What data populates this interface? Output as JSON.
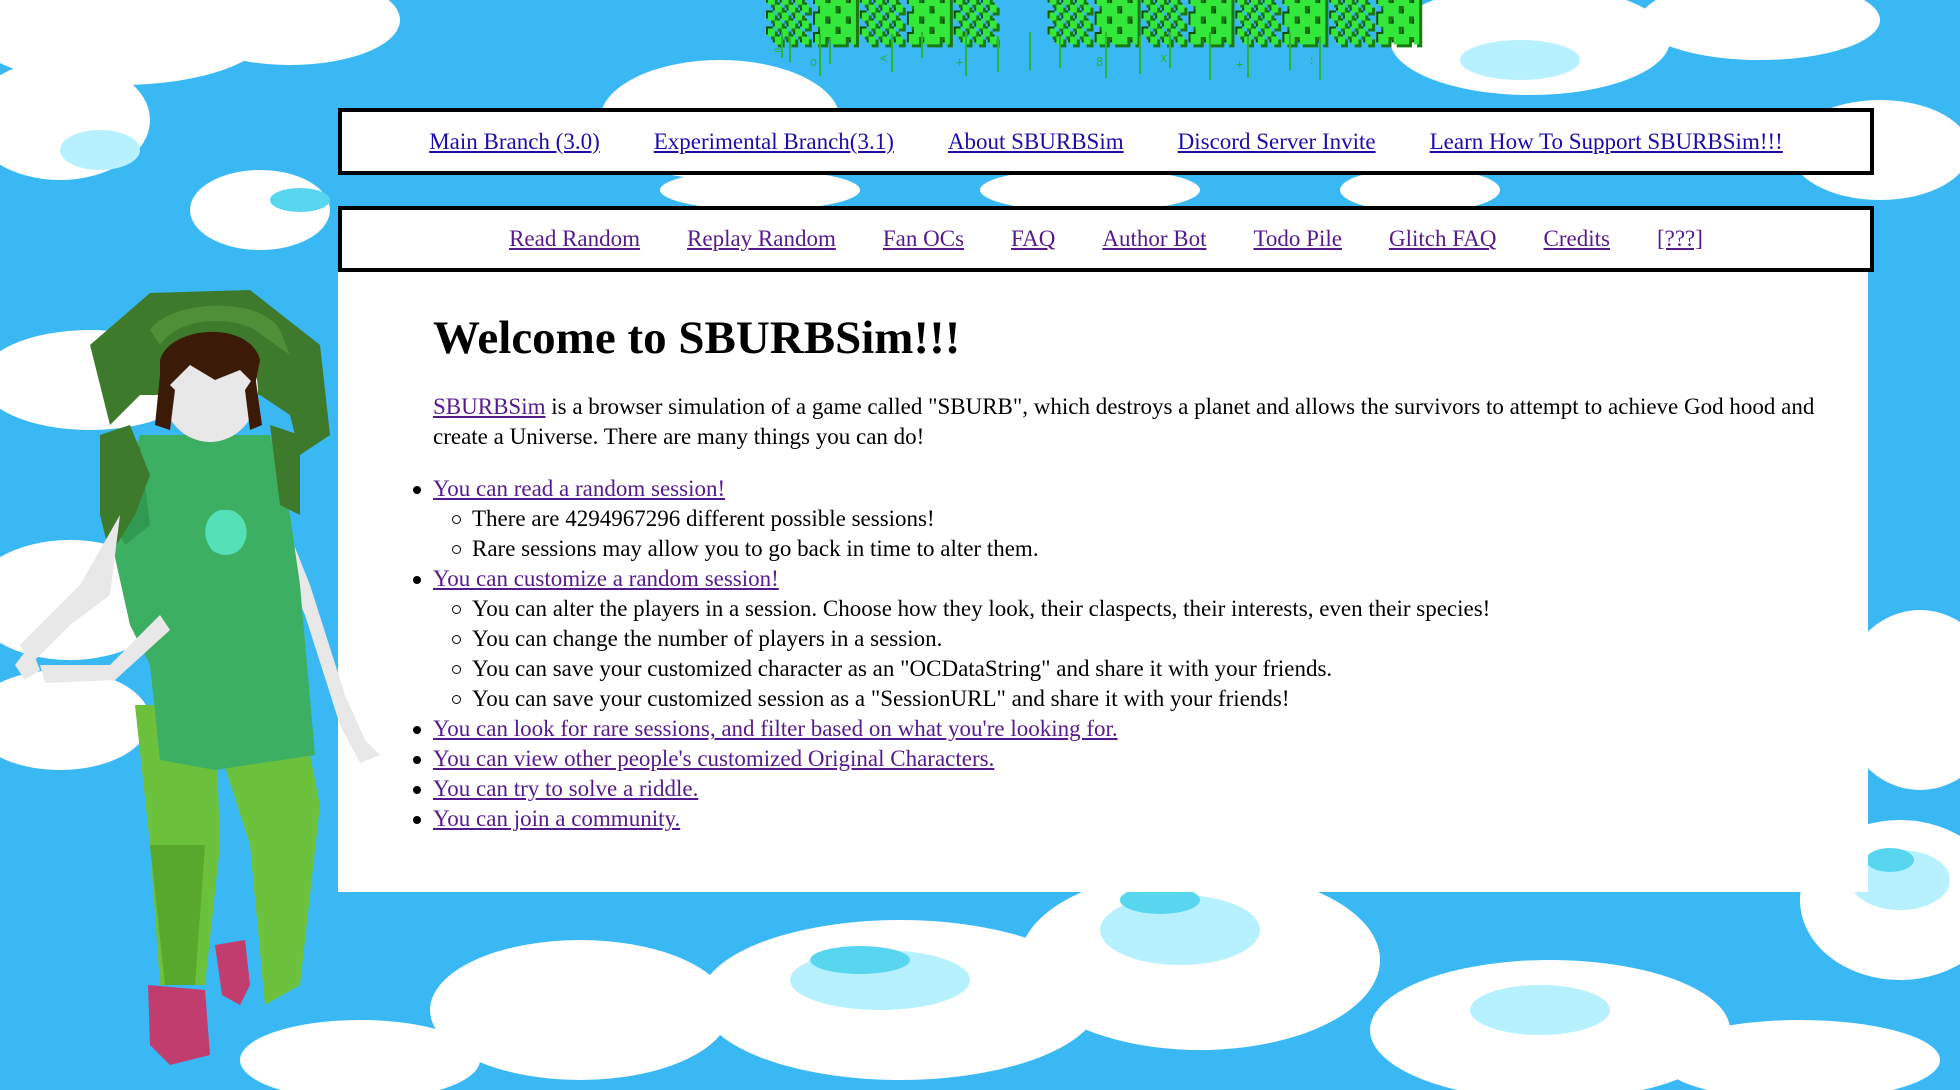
{
  "nav_primary": [
    {
      "label": "Main Branch (3.0)"
    },
    {
      "label": "Experimental Branch(3.1)"
    },
    {
      "label": "About SBURBSim"
    },
    {
      "label": "Discord Server Invite"
    },
    {
      "label": "Learn How To Support SBURBSim!!!"
    }
  ],
  "nav_secondary": [
    {
      "label": "Read Random"
    },
    {
      "label": "Replay Random"
    },
    {
      "label": "Fan OCs"
    },
    {
      "label": "FAQ"
    },
    {
      "label": "Author Bot"
    },
    {
      "label": "Todo Pile"
    },
    {
      "label": "Glitch FAQ"
    },
    {
      "label": "Credits"
    },
    {
      "label": "[???]"
    }
  ],
  "main": {
    "heading": "Welcome to SBURBSim!!!",
    "intro_link": "SBURBSim",
    "intro_text": " is a browser simulation of a game called \"SBURB\", which destroys a planet and allows the survivors to attempt to achieve God hood and create a Universe. There are many things you can do!",
    "items": [
      {
        "link": "You can read a random session!",
        "sub": [
          "There are 4294967296 different possible sessions!",
          "Rare sessions may allow you to go back in time to alter them."
        ]
      },
      {
        "link": "You can customize a random session!",
        "sub": [
          "You can alter the players in a session. Choose how they look, their claspects, their interests, even their species!",
          "You can change the number of players in a session.",
          "You can save your customized character as an \"OCDataString\" and share it with your friends.",
          "You can save your customized session as a \"SessionURL\" and share it with your friends!"
        ]
      },
      {
        "link": "You can look for rare sessions, and filter based on what you're looking for.",
        "sub": []
      },
      {
        "link": "You can view other people's customized Original Characters.",
        "sub": []
      },
      {
        "link": "You can try to solve a riddle.",
        "sub": []
      },
      {
        "link": "You can join a community.",
        "sub": []
      }
    ]
  },
  "colors": {
    "sky": "#3ab8f4",
    "link_unvisited": "#1a0dab",
    "link_visited": "#551a8b",
    "logo_green": "#33e83a"
  }
}
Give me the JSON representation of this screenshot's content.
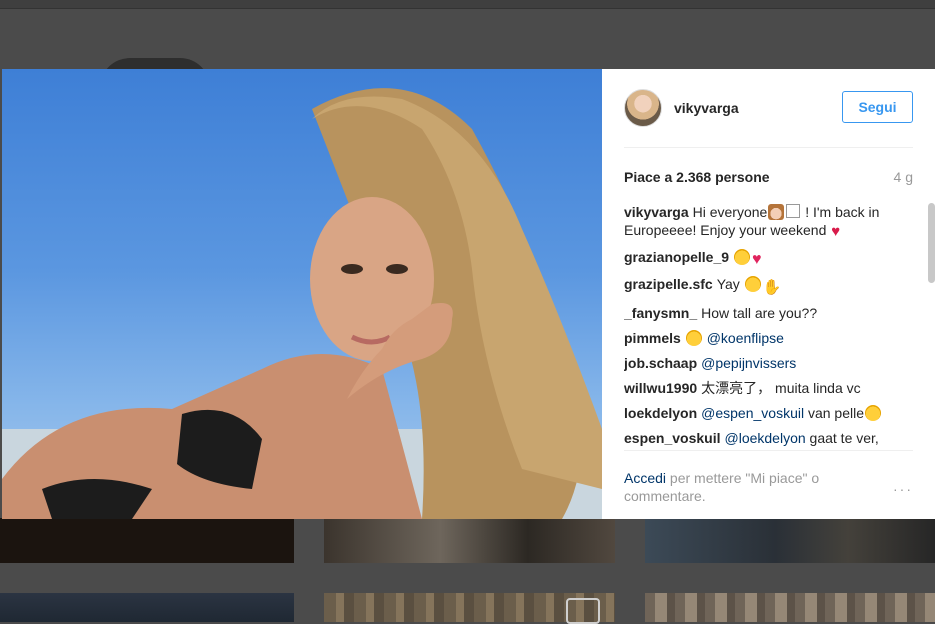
=====
Transcribe every line from the records above without alteration, and leave out the images.

◆ **The output**:
What data populates this interface? Output as JSON.
{
  "nav_primary": [
    {
      "label": "Main Branch (3.0)"
    },
    {
      "label": "Experimental Branch(3.1)"
    },
    {
      "label": "About SBURBSim"
    },
    {
      "label": "Discord Server Invite"
    },
    {
      "label": "Learn How To Support SBURBSim!!!"
    }
  ],
  "nav_secondary": [
    {
      "label": "Read Random"
    },
    {
      "label": "Replay Random"
    },
    {
      "label": "Fan OCs"
    },
    {
      "label": "FAQ"
    },
    {
      "label": "Author Bot"
    },
    {
      "label": "Todo Pile"
    },
    {
      "label": "Glitch FAQ"
    },
    {
      "label": "Credits"
    },
    {
      "label": "[???]"
    }
  ],
  "main": {
    "heading": "Welcome to SBURBSim!!!",
    "intro_link": "SBURBSim",
    "intro_text": " is a browser simulation of a game called \"SBURB\", which destroys a planet and allows the survivors to attempt to achieve God hood and create a Universe. There are many things you can do!",
    "items": [
      {
        "link": "You can read a random session!",
        "sub": [
          "There are 4294967296 different possible sessions!",
          "Rare sessions may allow you to go back in time to alter them."
        ]
      },
      {
        "link": "You can customize a random session!",
        "sub": [
          "You can alter the players in a session. Choose how they look, their claspects, their interests, even their species!",
          "You can change the number of players in a session.",
          "You can save your customized character as an \"OCDataString\" and share it with your friends.",
          "You can save your customized session as a \"SessionURL\" and share it with your friends!"
        ]
      },
      {
        "link": "You can look for rare sessions, and filter based on what you're looking for.",
        "sub": []
      },
      {
        "link": "You can view other people's customized Original Characters.",
        "sub": []
      },
      {
        "link": "You can try to solve a riddle.",
        "sub": []
      },
      {
        "link": "You can join a community.",
        "sub": []
      }
    ]
  },
  "colors": {
    "sky": "#3ab8f4",
    "link_unvisited": "#1a0dab",
    "link_visited": "#551a8b",
    "logo_green": "#33e83a"
  }
}
Give me the JSON representation of this screenshot's content.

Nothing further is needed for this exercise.